▶ **What you will do**
Pull every line with the word "October" out of the entries below.

-- begin Exercise materials --

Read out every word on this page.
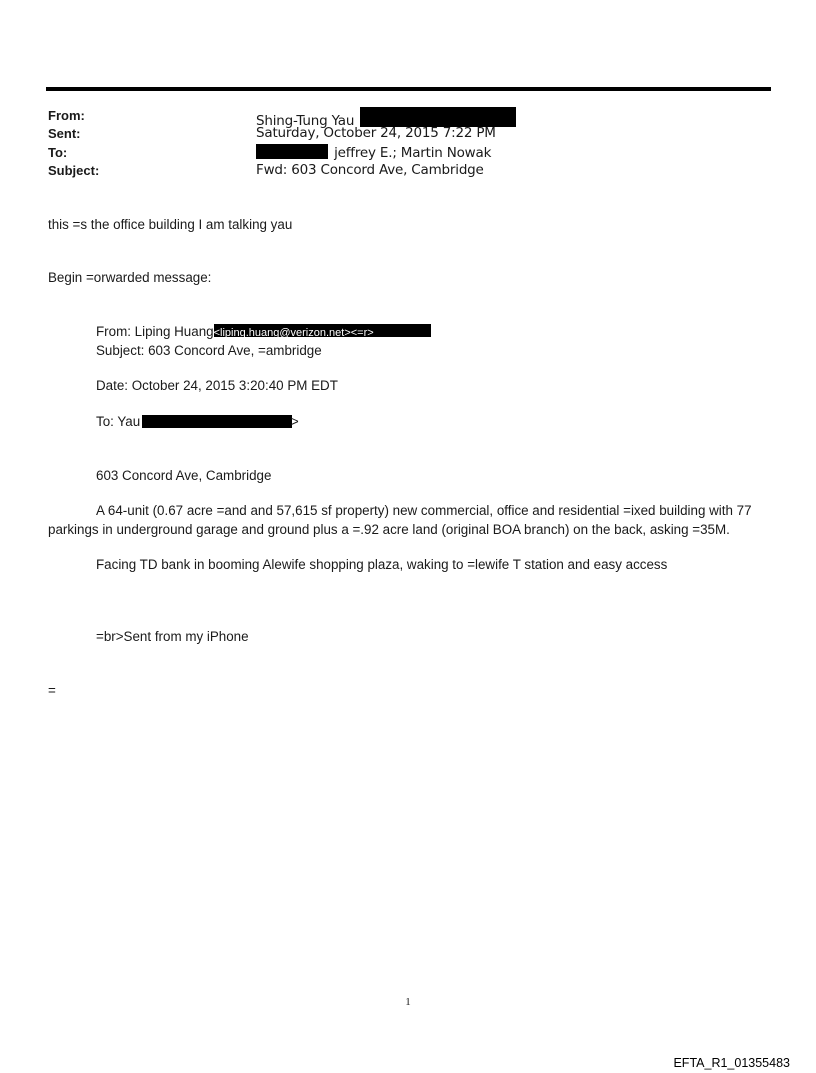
From:	Shing-Tung Yau
Sent:	Saturday, October 24, 2015 7:22 PM
To:	jeffrey E.; Martin Nowak
Subject:	Fwd: 603 Concord Ave, Cambridge
this =s the office building I am talking yau
Begin =orwarded message:
From: Liping Huang <liping.huang@verizon.net><=r>
Subject: 603 Concord Ave, =ambridge
Date: October 24, 2015 3:20:40 PM EDT
To: Yau	>
603 Concord Ave, Cambridge
A 64-unit (0.67 acre =and and 57,615 sf property) new commercial, office and residential =ixed building with 77 parkings in underground garage and ground plus a =.92 acre land (original BOA branch) on the back, asking =35M.
Facing TD bank in booming Alewife shopping plaza, waking to =lewife T station and easy access
=br>Sent from my iPhone
=
1
EFTA_R1_01355483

-- end Exercise materials --

▶ **Response to the task**
Sent:	Saturday, October 24, 2015 7:22 PM
Date: October 24, 2015 3:20:40 PM EDT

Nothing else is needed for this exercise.